Show every line where "celodenní" occurs.
[Begin EXTRACTED INFORMATION]
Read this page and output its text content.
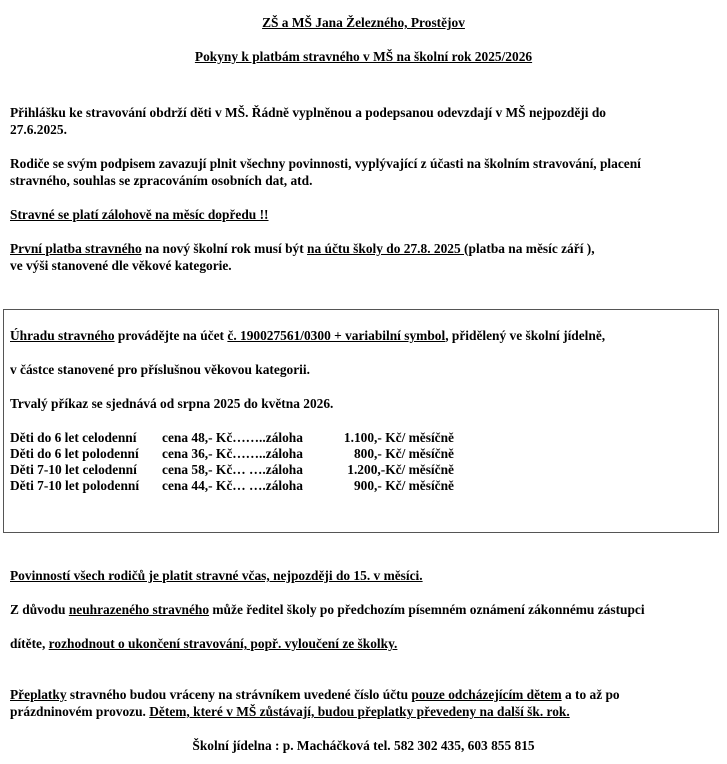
ZŠ a MŠ Jana Železného, Prostějov
Pokyny k platbám stravného v MŠ na školní rok 2025/2026
Přihlášku ke stravování obdrží děti v MŠ. Řádně vyplněnou a podepsanou odevzdají v MŠ nejpozději do
27.6.2025.
Rodiče se svým podpisem zavazují plnit všechny povinnosti, vyplývající z účasti na školním stravování, placení
stravného, souhlas se zpracováním osobních dat, atd.
Stravné se platí zálohově na měsíc dopředu !!
První platba stravného na nový školní rok musí být na účtu školy do 27.8. 2025 (platba na měsíc září ),
ve výši stanovené dle věkové kategorie.
Úhradu stravného provádějte na účet č. 190027561/0300 + variabilní symbol, přidělený ve školní jídelně,
v částce stanovené pro příslušnou věkovou kategorii.
Trvalý příkaz se sjednává od srpna 2025 do května 2026.
Děti do 6 let celodenní cena 48,- Kč……..záloha	1.100,- Kč/ měsíčně
Děti do 6 let polodenní cena 36,- Kč……..záloha	800,- Kč/ měsíčně
Děti 7-10 let celodenní cena 58,- Kč… ….záloha	1.200,-Kč/ měsíčně
Děti 7-10 let polodenní cena 44,- Kč… ….záloha	900,- Kč/ měsíčně
Povinností všech rodičů je platit stravné včas, nejpozději do 15. v měsíci.
Z důvodu neuhrazeného stravného může ředitel školy po předchozím písemném oznámení zákonnému zástupci
dítěte, rozhodnout o ukončení stravování, popř. vyloučení ze školky.
Přeplatky stravného budou vráceny na strávníkem uvedené číslo účtu pouze odcházejícím dětem a to až po
prázdninovém provozu. Dětem, které v MŠ zůstávají, budou přeplatky převedeny na další šk. rok.
Školní jídelna : p. Macháčková tel. 582 302 435, 603 855 815
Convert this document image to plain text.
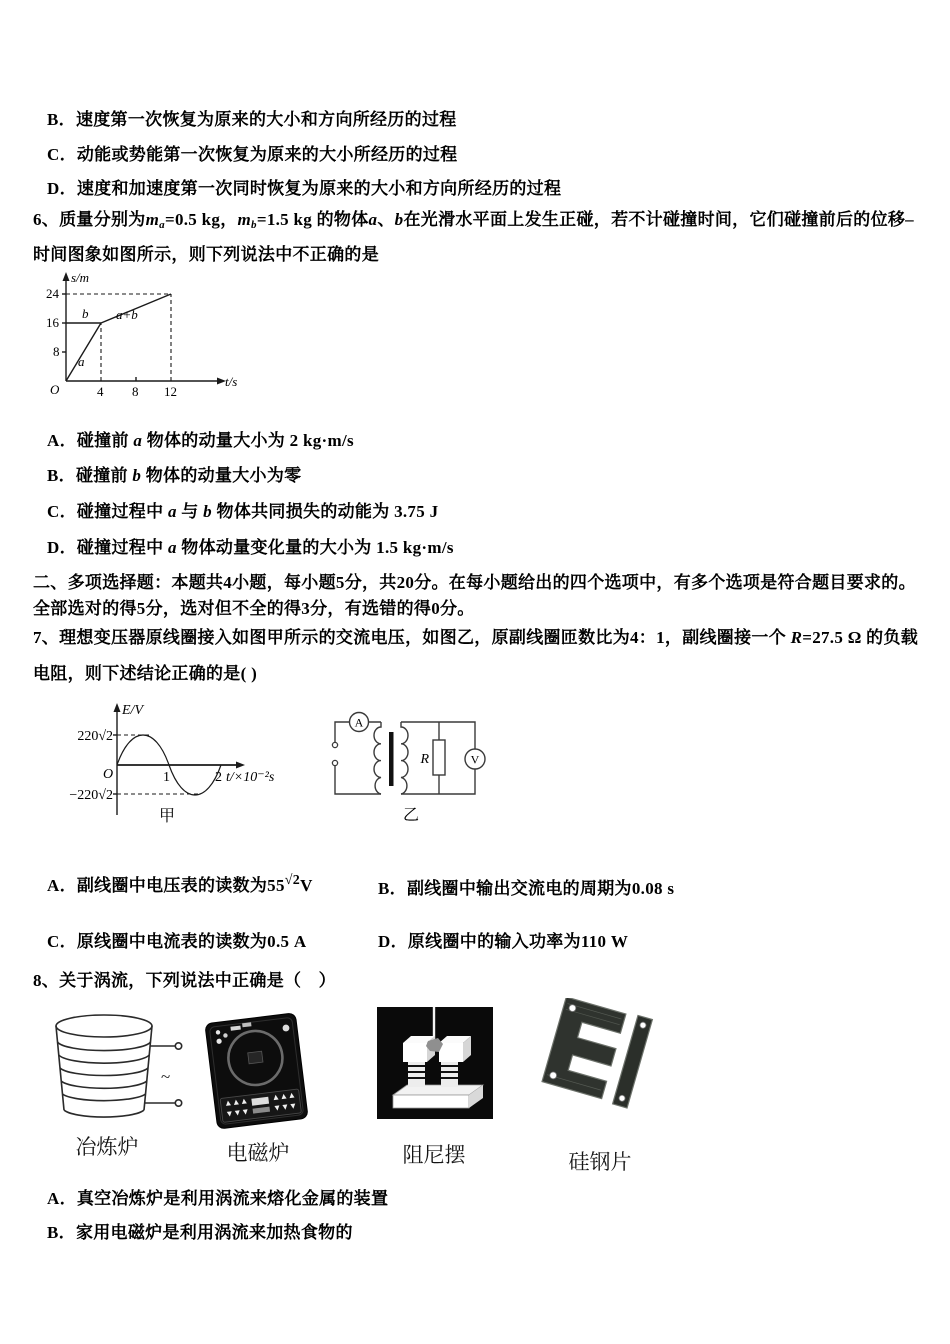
B．速度第一次恢复为原来的大小和方向所经历的过程
C．动能或势能第一次恢复为原来的大小所经历的过程
D．速度和加速度第一次同时恢复为原来的大小和方向所经历的过程
6、质量分别为ma=0.5 kg，mb=1.5 kg 的物体a、b在光滑水平面上发生正碰，若不计碰撞时间，它们碰撞前后的位移–
时间图象如图所示，则下列说法中不正确的是
s/m
t/s
O
24
16
8
4 8 12
a
b a+b
A．碰撞前 a 物体的动量大小为 2 kg·m/s
B．碰撞前 b 物体的动量大小为零
C．碰撞过程中 a 与 b 物体共同损失的动能为 3.75 J
D．碰撞过程中 a 物体动量变化量的大小为 1.5 kg·m/s
二、多项选择题：本题共4小题，每小题5分，共20分。在每小题给出的四个选项中，有多个选项是符合题目要求的。
全部选对的得5分，选对但不全的得3分，有选错的得0分。
7、理想变压器原线圈接入如图甲所示的交流电压，如图乙，原副线圈匝数比为4：1，副线圈接一个 R=27.5 Ω 的负载
电阻，则下述结论正确的是( )
E/V
220√2
−220√2
O	1	2 t/×10⁻²s
甲
A
V
R
乙
A．副线圈中电压表的读数为$55^{√2}V$	B．副线圈中输出交流电的周期为0.08 s
C．原线圈中电流表的读数为0.5 A	D．原线圈中的输入功率为110 W
8、关于涡流，下列说法中正确是（　）
~
冶炼炉	电磁炉	阻尼摆	硅钢片
A．真空冶炼炉是利用涡流来熔化金属的装置
B．家用电磁炉是利用涡流来加热食物的
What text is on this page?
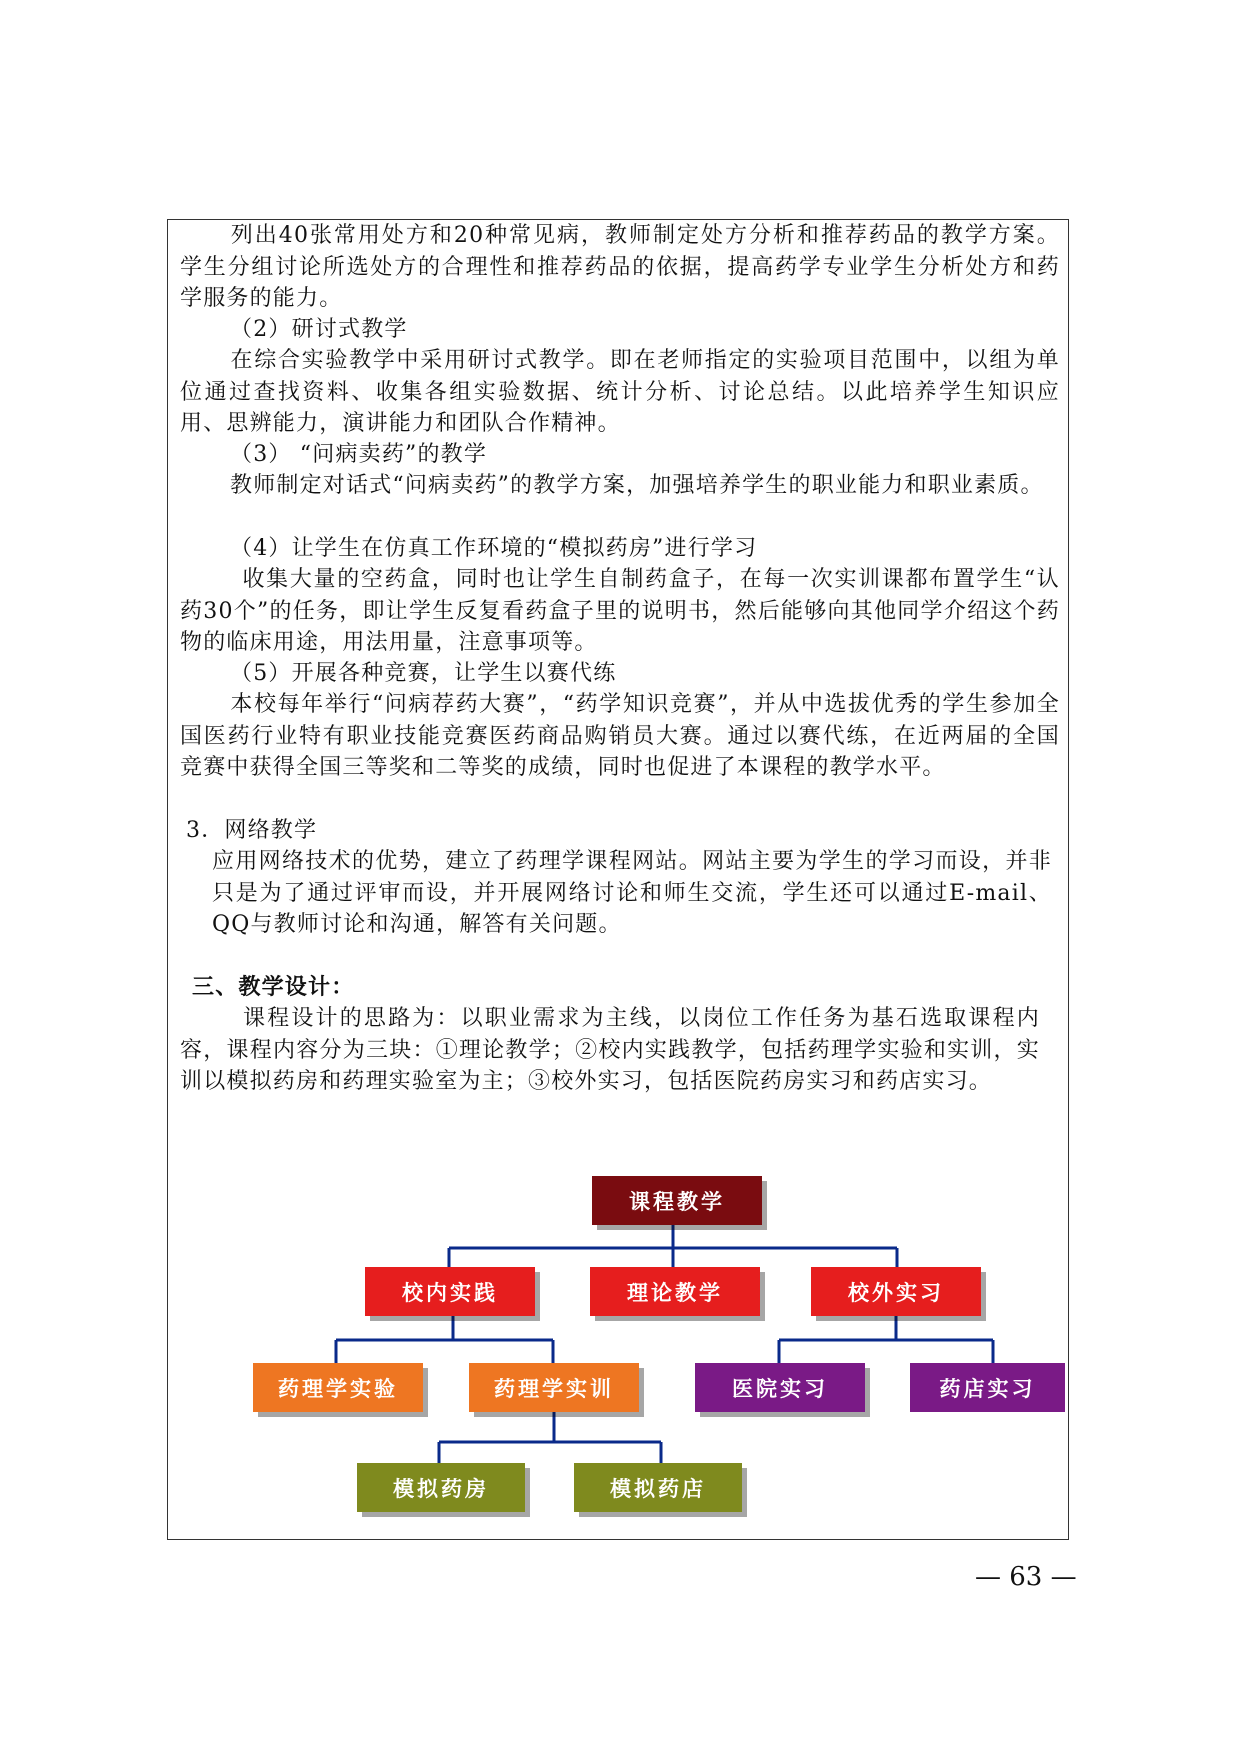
列出40张常用处方和20种常见病，教师制定处方分析和推荐药品的教学方案。 学生分组讨论所选处方的合理性和推荐药品的依据，提高药学专业学生分析处方和药学服务的能力。

（2）研讨式教学

在综合实验教学中采用研讨式教学。即在老师指定的实验项目范围中，以组为单位通过查找资料、收集各组实验数据、统计分析、讨论总结。以此培养学生知识应用、思辨能力，演讲能力和团队合作精神。

（3） “问病卖药”的教学

教师制定对话式“问病卖药”的教学方案，加强培养学生的职业能力和职业素质。

（4）让学生在仿真工作环境的“模拟药房”进行学习

收集大量的空药盒，同时也让学生自制药盒子，在每一次实训课都布置学生“认药30个”的任务，即让学生反复看药盒子里的说明书，然后能够向其他同学介绍这个药物的临床用途，用法用量，注意事项等。

（5）开展各种竞赛，让学生以赛代练

本校每年举行“问病荐药大赛”，“药学知识竞赛”，并从中选拔优秀的学生参加全国医药行业特有职业技能竞赛医药商品购销员大赛。通过以赛代练，在近两届的全国竞赛中获得全国三等奖和二等奖的成绩，同时也促进了本课程的教学水平。

3．网络教学

应用网络技术的优势，建立了药理学课程网站。网站主要为学生的学习而设，并非只是为了通过评审而设，并开展网络讨论和师生交流，学生还可以通过E-mail、QQ与教师讨论和沟通，解答有关问题。

三、教学设计：

课程设计的思路为：以职业需求为主线，以岗位工作任务为基石选取课程内容，课程内容分为三块：①理论教学；②校内实践教学，包括药理学实验和实训，实训以模拟药房和药理实验室为主；③校外实习，包括医院药房实习和药店实习。

课程教学
校内实践	理论教学	校外实习
药理学实验	药理学实训	医院实习	药店实习
模拟药房	模拟药店
— 63 —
[End EXTRACTED INFORMATION]
# OUTPUT FOR THIS TASK
Děti do 6 let celodenní cena 48,- Kč……..záloha	1.100,- Kč/ měsíčně
Děti 7-10 let celodenní cena 58,- Kč… ….záloha	1.200,-Kč/ měsíčně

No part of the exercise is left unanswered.